Extracted data entries
>>

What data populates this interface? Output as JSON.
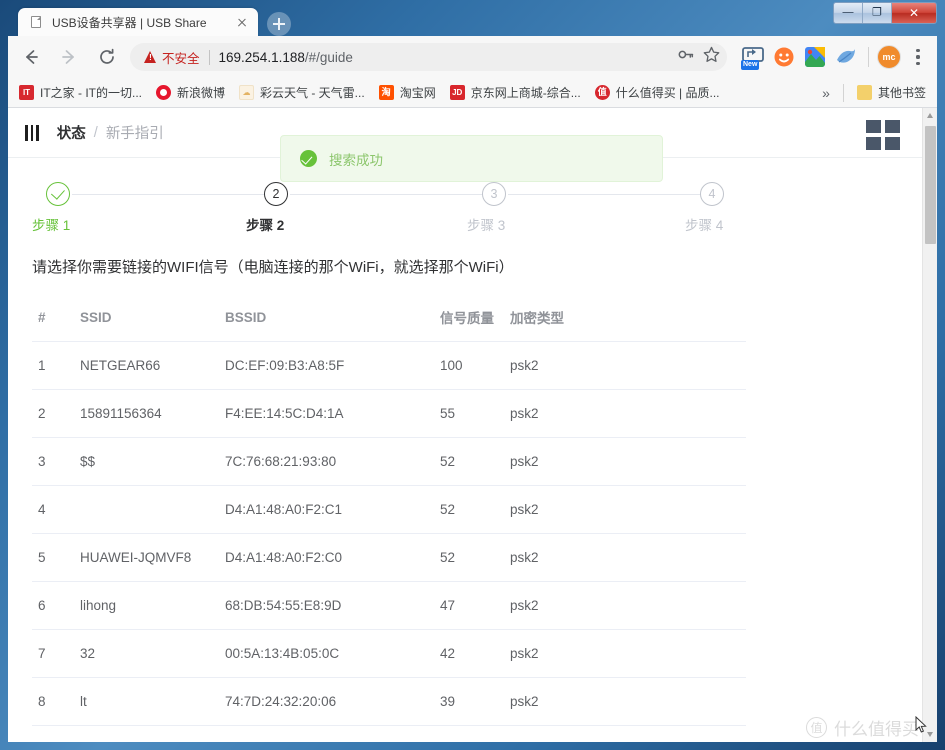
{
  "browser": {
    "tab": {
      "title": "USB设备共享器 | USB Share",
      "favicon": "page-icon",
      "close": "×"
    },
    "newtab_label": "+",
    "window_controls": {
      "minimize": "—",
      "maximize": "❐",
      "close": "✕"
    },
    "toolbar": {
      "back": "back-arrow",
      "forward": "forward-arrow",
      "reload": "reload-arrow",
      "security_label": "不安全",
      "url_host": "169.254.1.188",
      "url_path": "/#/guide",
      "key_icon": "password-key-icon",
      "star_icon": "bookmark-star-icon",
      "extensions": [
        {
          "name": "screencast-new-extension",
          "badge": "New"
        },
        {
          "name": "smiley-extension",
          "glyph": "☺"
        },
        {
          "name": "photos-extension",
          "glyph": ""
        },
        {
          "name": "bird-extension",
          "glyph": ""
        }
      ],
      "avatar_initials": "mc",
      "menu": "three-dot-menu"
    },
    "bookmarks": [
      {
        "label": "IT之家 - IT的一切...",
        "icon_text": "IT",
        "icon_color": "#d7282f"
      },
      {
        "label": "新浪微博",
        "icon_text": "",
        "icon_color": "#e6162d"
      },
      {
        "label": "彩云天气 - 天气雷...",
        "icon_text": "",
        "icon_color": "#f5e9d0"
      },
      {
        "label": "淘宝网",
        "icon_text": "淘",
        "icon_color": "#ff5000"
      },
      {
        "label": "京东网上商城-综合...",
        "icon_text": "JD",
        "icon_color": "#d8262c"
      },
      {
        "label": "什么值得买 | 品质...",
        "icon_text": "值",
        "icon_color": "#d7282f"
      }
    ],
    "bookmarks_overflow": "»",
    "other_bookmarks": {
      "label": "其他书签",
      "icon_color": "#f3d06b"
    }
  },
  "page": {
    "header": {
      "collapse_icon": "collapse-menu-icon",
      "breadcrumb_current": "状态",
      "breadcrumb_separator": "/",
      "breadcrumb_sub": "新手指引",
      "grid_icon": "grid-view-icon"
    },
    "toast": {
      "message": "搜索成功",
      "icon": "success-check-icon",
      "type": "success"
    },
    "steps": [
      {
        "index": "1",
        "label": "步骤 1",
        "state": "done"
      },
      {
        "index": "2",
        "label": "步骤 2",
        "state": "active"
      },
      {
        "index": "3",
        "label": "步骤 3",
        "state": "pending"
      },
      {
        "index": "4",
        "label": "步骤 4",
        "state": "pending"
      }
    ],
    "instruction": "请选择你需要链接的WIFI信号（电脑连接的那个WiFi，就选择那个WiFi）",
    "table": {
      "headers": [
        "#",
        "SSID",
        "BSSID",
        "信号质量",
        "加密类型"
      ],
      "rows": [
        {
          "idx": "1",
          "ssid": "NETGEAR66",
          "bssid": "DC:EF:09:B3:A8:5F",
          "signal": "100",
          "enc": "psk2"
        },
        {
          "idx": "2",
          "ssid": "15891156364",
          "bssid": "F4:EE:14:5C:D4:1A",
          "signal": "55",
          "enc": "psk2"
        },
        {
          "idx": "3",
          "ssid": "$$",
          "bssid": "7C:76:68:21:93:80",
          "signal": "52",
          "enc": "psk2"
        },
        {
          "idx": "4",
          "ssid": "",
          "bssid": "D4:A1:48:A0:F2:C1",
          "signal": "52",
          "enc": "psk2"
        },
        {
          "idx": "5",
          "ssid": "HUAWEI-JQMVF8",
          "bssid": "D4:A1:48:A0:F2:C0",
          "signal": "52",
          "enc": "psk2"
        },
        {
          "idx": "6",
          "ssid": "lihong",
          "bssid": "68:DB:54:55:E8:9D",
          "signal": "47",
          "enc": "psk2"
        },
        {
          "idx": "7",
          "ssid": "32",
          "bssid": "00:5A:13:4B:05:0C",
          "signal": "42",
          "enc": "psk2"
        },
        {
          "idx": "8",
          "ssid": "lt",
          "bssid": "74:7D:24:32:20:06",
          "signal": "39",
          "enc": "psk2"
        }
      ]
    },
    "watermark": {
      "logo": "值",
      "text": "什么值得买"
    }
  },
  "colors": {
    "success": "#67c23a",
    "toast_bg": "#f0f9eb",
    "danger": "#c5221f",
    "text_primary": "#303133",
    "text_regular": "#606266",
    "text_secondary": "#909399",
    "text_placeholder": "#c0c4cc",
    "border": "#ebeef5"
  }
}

<<

> **Written request**
Copy all the records above exactly, but leave out the pictures.

> **Solution**
What data populates this interface? Output as JSON.
{
  "browser": {
    "tab": {
      "title": "USB设备共享器 | USB Share",
      "favicon": "page-icon",
      "close": "×"
    },
    "newtab_label": "+",
    "window_controls": {
      "minimize": "—",
      "maximize": "❐",
      "close": "✕"
    },
    "toolbar": {
      "back": "back-arrow",
      "forward": "forward-arrow",
      "reload": "reload-arrow",
      "security_label": "不安全",
      "url_host": "169.254.1.188",
      "url_path": "/#/guide",
      "key_icon": "password-key-icon",
      "star_icon": "bookmark-star-icon",
      "extensions": [
        {
          "name": "screencast-new-extension",
          "badge": "New"
        },
        {
          "name": "smiley-extension",
          "glyph": "☺"
        },
        {
          "name": "photos-extension",
          "glyph": ""
        },
        {
          "name": "bird-extension",
          "glyph": ""
        }
      ],
      "avatar_initials": "mc",
      "menu": "three-dot-menu"
    },
    "bookmarks": [
      {
        "label": "IT之家 - IT的一切...",
        "icon_text": "IT",
        "icon_color": "#d7282f"
      },
      {
        "label": "新浪微博",
        "icon_text": "",
        "icon_color": "#e6162d"
      },
      {
        "label": "彩云天气 - 天气雷...",
        "icon_text": "",
        "icon_color": "#f5e9d0"
      },
      {
        "label": "淘宝网",
        "icon_text": "淘",
        "icon_color": "#ff5000"
      },
      {
        "label": "京东网上商城-综合...",
        "icon_text": "JD",
        "icon_color": "#d8262c"
      },
      {
        "label": "什么值得买 | 品质...",
        "icon_text": "值",
        "icon_color": "#d7282f"
      }
    ],
    "bookmarks_overflow": "»",
    "other_bookmarks": {
      "label": "其他书签",
      "icon_color": "#f3d06b"
    }
  },
  "page": {
    "header": {
      "collapse_icon": "collapse-menu-icon",
      "breadcrumb_current": "状态",
      "breadcrumb_separator": "/",
      "breadcrumb_sub": "新手指引",
      "grid_icon": "grid-view-icon"
    },
    "toast": {
      "message": "搜索成功",
      "icon": "success-check-icon",
      "type": "success"
    },
    "steps": [
      {
        "index": "1",
        "label": "步骤 1",
        "state": "done"
      },
      {
        "index": "2",
        "label": "步骤 2",
        "state": "active"
      },
      {
        "index": "3",
        "label": "步骤 3",
        "state": "pending"
      },
      {
        "index": "4",
        "label": "步骤 4",
        "state": "pending"
      }
    ],
    "instruction": "请选择你需要链接的WIFI信号（电脑连接的那个WiFi，就选择那个WiFi）",
    "table": {
      "headers": [
        "#",
        "SSID",
        "BSSID",
        "信号质量",
        "加密类型"
      ],
      "rows": [
        {
          "idx": "1",
          "ssid": "NETGEAR66",
          "bssid": "DC:EF:09:B3:A8:5F",
          "signal": "100",
          "enc": "psk2"
        },
        {
          "idx": "2",
          "ssid": "15891156364",
          "bssid": "F4:EE:14:5C:D4:1A",
          "signal": "55",
          "enc": "psk2"
        },
        {
          "idx": "3",
          "ssid": "$$",
          "bssid": "7C:76:68:21:93:80",
          "signal": "52",
          "enc": "psk2"
        },
        {
          "idx": "4",
          "ssid": "",
          "bssid": "D4:A1:48:A0:F2:C1",
          "signal": "52",
          "enc": "psk2"
        },
        {
          "idx": "5",
          "ssid": "HUAWEI-JQMVF8",
          "bssid": "D4:A1:48:A0:F2:C0",
          "signal": "52",
          "enc": "psk2"
        },
        {
          "idx": "6",
          "ssid": "lihong",
          "bssid": "68:DB:54:55:E8:9D",
          "signal": "47",
          "enc": "psk2"
        },
        {
          "idx": "7",
          "ssid": "32",
          "bssid": "00:5A:13:4B:05:0C",
          "signal": "42",
          "enc": "psk2"
        },
        {
          "idx": "8",
          "ssid": "lt",
          "bssid": "74:7D:24:32:20:06",
          "signal": "39",
          "enc": "psk2"
        }
      ]
    },
    "watermark": {
      "logo": "值",
      "text": "什么值得买"
    }
  },
  "colors": {
    "success": "#67c23a",
    "toast_bg": "#f0f9eb",
    "danger": "#c5221f",
    "text_primary": "#303133",
    "text_regular": "#606266",
    "text_secondary": "#909399",
    "text_placeholder": "#c0c4cc",
    "border": "#ebeef5"
  }
}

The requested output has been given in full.